* _TASK MATERIAL_:
++++++

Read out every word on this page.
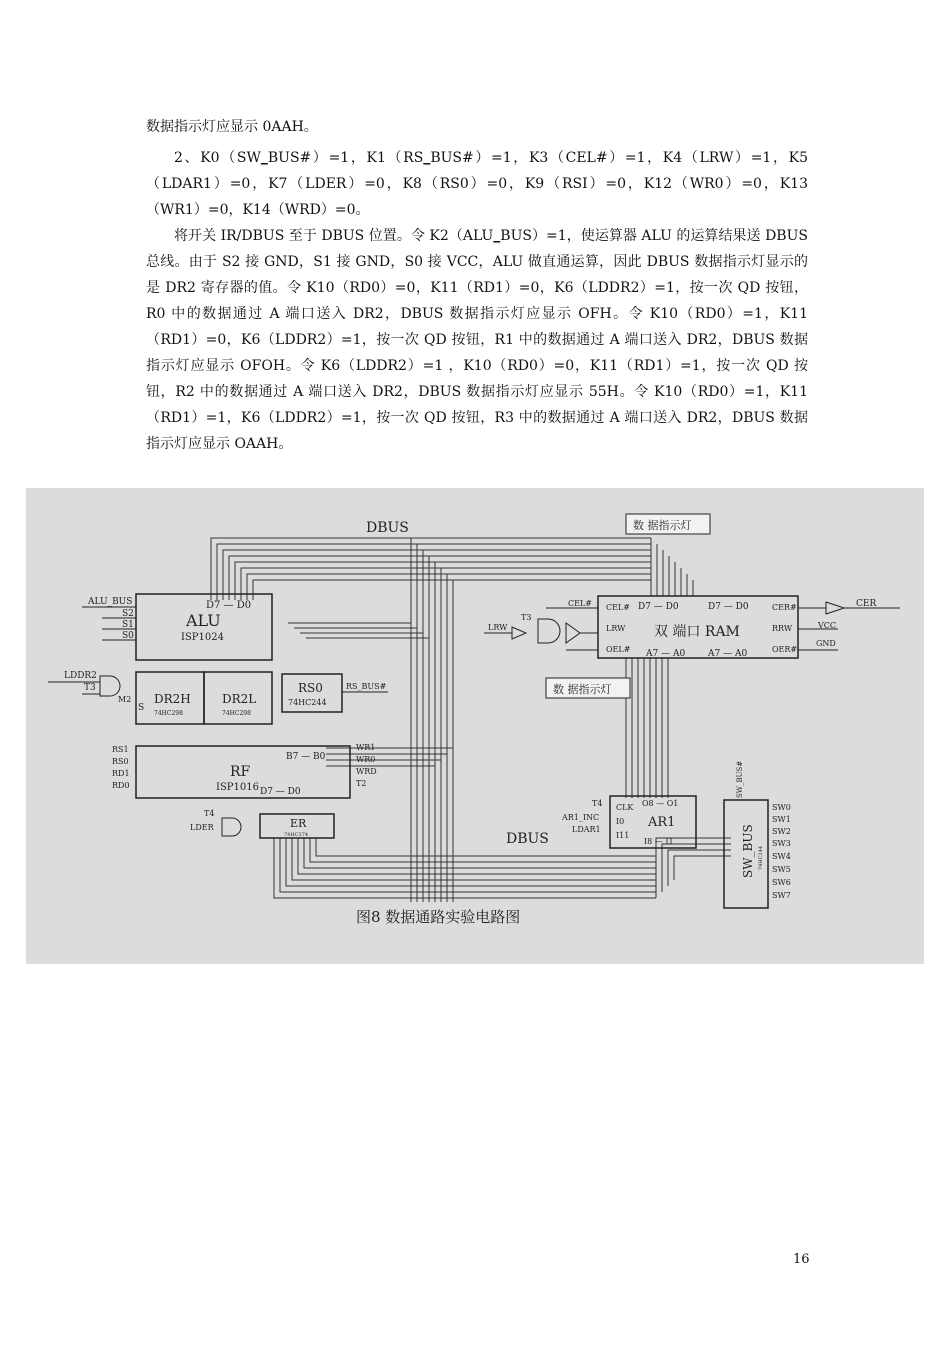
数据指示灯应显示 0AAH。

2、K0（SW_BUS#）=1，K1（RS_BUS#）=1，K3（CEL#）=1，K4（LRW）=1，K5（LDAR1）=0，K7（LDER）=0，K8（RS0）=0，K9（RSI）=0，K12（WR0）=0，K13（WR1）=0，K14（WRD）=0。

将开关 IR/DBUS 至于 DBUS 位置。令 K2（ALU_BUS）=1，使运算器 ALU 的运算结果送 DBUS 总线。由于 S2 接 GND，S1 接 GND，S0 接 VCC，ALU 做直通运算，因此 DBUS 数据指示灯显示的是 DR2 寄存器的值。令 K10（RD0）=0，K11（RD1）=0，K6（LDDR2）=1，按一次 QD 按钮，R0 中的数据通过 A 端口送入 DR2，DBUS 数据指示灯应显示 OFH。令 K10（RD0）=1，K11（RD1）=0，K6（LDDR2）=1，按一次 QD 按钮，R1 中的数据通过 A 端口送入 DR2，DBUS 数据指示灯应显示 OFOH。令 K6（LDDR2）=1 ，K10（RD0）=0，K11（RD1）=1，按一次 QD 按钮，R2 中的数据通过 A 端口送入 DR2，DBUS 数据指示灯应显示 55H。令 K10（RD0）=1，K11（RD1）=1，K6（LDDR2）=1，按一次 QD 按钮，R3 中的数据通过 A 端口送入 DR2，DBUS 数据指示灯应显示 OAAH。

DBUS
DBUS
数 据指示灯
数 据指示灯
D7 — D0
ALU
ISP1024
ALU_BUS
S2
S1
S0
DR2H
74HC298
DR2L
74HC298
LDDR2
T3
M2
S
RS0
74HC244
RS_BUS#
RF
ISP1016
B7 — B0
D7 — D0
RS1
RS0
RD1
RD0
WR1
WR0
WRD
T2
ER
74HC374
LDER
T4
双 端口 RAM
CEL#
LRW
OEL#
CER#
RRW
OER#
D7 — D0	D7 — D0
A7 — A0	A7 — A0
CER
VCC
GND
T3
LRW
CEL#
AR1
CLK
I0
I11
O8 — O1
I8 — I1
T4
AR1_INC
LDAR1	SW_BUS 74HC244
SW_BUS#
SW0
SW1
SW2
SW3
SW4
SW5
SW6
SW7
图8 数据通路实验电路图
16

++++++

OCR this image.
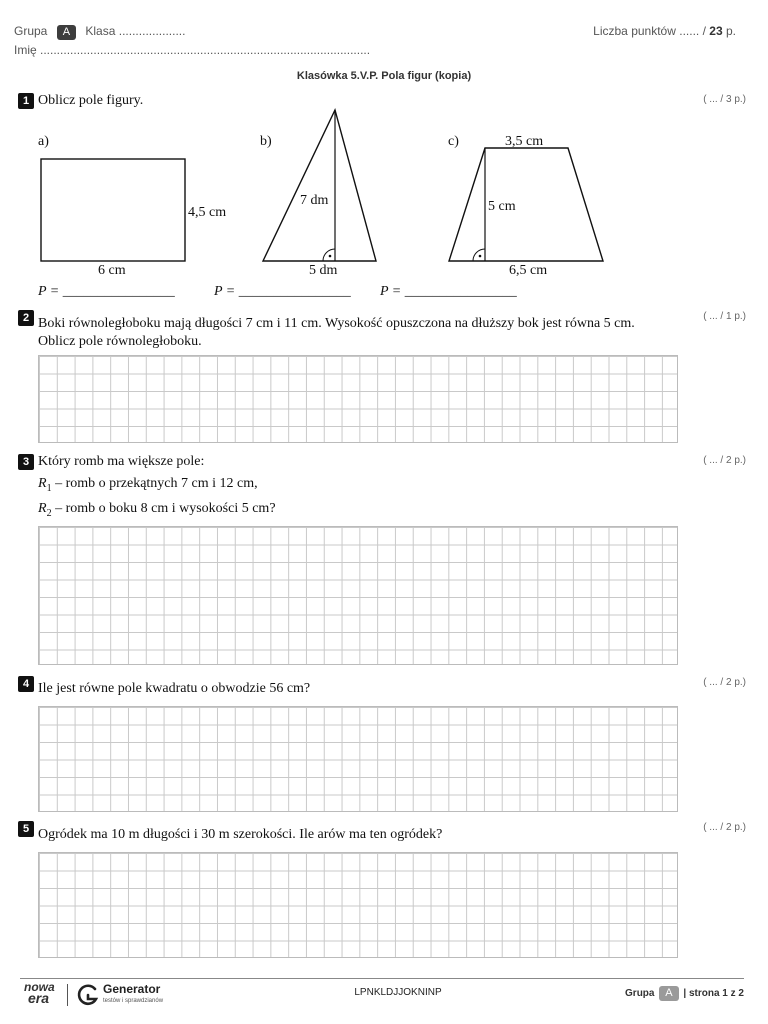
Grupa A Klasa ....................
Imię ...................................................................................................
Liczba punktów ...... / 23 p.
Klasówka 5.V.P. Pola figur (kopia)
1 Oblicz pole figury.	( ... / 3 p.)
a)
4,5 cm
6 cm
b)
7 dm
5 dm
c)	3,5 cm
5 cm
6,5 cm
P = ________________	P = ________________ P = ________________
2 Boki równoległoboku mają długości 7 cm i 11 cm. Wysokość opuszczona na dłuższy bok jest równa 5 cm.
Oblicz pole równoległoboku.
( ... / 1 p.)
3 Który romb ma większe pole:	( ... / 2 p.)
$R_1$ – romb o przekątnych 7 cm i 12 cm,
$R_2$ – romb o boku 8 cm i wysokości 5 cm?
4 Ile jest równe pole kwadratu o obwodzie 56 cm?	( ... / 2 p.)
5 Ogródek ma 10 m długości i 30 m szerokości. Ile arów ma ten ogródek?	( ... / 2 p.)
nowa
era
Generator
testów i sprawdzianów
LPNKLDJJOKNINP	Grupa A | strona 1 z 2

++++++

* _STATED EXERCISE_: Each line holding "Oblicz" must be found and copied.

* _ANSWER TO THE EXERCISE_:
1 Oblicz pole figury.	( ... / 3 p.)
Oblicz pole równoległoboku.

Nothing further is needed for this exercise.